* [Exercise instructions]: Note each line where "кола" appears, and copy it.

== Data shown ==

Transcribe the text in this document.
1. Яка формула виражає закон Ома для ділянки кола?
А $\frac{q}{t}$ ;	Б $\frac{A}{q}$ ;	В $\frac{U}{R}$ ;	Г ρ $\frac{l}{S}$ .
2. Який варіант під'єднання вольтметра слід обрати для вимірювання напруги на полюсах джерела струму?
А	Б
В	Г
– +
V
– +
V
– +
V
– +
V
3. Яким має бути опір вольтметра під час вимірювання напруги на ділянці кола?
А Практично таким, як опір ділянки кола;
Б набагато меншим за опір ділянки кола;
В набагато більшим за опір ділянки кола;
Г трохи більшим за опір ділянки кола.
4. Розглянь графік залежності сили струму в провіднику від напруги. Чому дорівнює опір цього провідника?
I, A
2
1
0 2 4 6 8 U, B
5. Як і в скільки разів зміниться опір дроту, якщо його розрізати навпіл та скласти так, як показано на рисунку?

===

* [Result]:
1. Яка формула виражає закон Ома для ділянки кола?
3. Яким має бути опір вольтметра під час вимірювання напруги на ділянці кола?
А Практично таким, як опір ділянки кола;
Б набагато меншим за опір ділянки кола;
В набагато більшим за опір ділянки кола;
Г трохи більшим за опір ділянки кола.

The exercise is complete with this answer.